HOW TO COMPLETE THIS TASK: Where a line in the data below includes the word "endowed", count it. State the total and nothing more.

____ RECORDS SHOWN

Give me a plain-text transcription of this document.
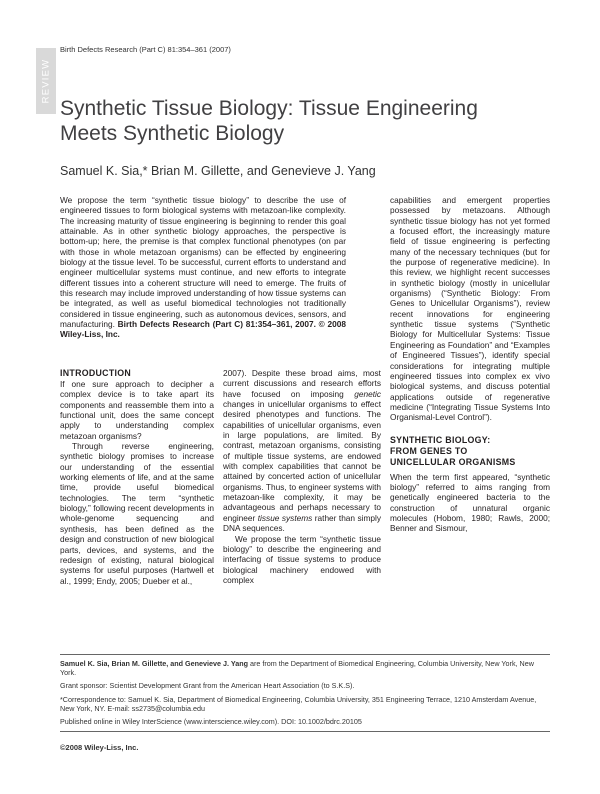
REVIEW
Birth Defects Research (Part C) 81:354–361 (2007)
Synthetic Tissue Biology: Tissue Engineering
Meets Synthetic Biology
Samuel K. Sia,* Brian M. Gillette, and Genevieve J. Yang
We propose the term “synthetic tissue biology” to describe the use of engineered tissues to form biological systems with metazoan-like complexity. The increasing maturity of tissue engineering is beginning to render this goal attainable. As in other synthetic biology approaches, the perspective is bottom-up; here, the premise is that complex functional phenotypes (on par with those in whole metazoan organisms) can be effected by engineering biology at the tissue level. To be successful, current efforts to understand and engineer multicellular systems must continue, and new efforts to integrate different tissues into a coherent structure will need to emerge. The fruits of this research may include improved understanding of how tissue systems can be integrated, as well as useful biomedical technologies not traditionally considered in tissue engineering, such as autonomous devices, sensors, and manufacturing. Birth Defects Research (Part C) 81:354–361, 2007. © 2008 Wiley-Liss, Inc.

capabilities and emergent properties possessed by metazoans. Although synthetic tissue biology has not yet formed a focused effort, the increasingly mature field of tissue engineering is perfecting many of the necessary techniques (but for the purpose of regenerative medicine). In this review, we highlight recent successes in synthetic biology (mostly in unicellular organisms) (“Synthetic Biology: From Genes to Unicellular Organisms”), review recent innovations for engineering synthetic tissue systems (“Synthetic Biology for Multicellular Systems: Tissue Engineering as Foundation” and “Examples of Engineered Tissues”), identify special considerations for integrating multiple engineered tissues into complex ex vivo biological systems, and discuss potential applications outside of regenerative medicine (“Integrating Tissue Systems Into Organismal-Level Control”).

SYNTHETIC BIOLOGY:
FROM GENES TO
UNICELLULAR ORGANISMS

When the term first appeared, “synthetic biology” referred to aims ranging from genetically engineered bacteria to the construction of unnatural organic molecules (Hobom, 1980; Rawls, 2000; Benner and Sismour,

INTRODUCTION

If one sure approach to decipher a complex device is to take apart its components and reassemble them into a functional unit, does the same concept apply to understanding complex metazoan organisms?

Through reverse engineering, synthetic biology promises to increase our understanding of the essential working elements of life, and at the same time, provide useful biomedical technologies. The term “synthetic biology,” following recent developments in whole-genome sequencing and synthesis, has been defined as the design and construction of new biological parts, devices, and systems, and the redesign of existing, natural biological systems for useful purposes (Hartwell et al., 1999; Endy, 2005; Dueber et al.,

2007). Despite these broad aims, most current discussions and research efforts have focused on imposing genetic changes in unicellular organisms to effect desired phenotypes and functions. The capabilities of unicellular organisms, even in large populations, are limited. By contrast, metazoan organisms, consisting of multiple tissue systems, are endowed with complex capabilities that cannot be attained by concerted action of unicellular organisms. Thus, to engineer systems with metazoan-like complexity, it may be advantageous and perhaps necessary to engineer tissue systems rather than simply DNA sequences.

We propose the term “synthetic tissue biology” to describe the engineering and interfacing of tissue systems to produce biological machinery endowed with complex

Samuel K. Sia, Brian M. Gillette, and Genevieve J. Yang are from the Department of Biomedical Engineering, Columbia University, New York, New York.

Grant sponsor: Scientist Development Grant from the American Heart Association (to S.K.S).

*Correspondence to: Samuel K. Sia, Department of Biomedical Engineering, Columbia University, 351 Engineering Terrace, 1210 Amsterdam Avenue, New York, NY. E-mail: ss2735@columbia.edu

Published online in Wiley InterScience (www.interscience.wiley.com). DOI: 10.1002/bdrc.20105

©2008 Wiley-Liss, Inc.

________

SOLUTION TO THIS PROBLEM: 2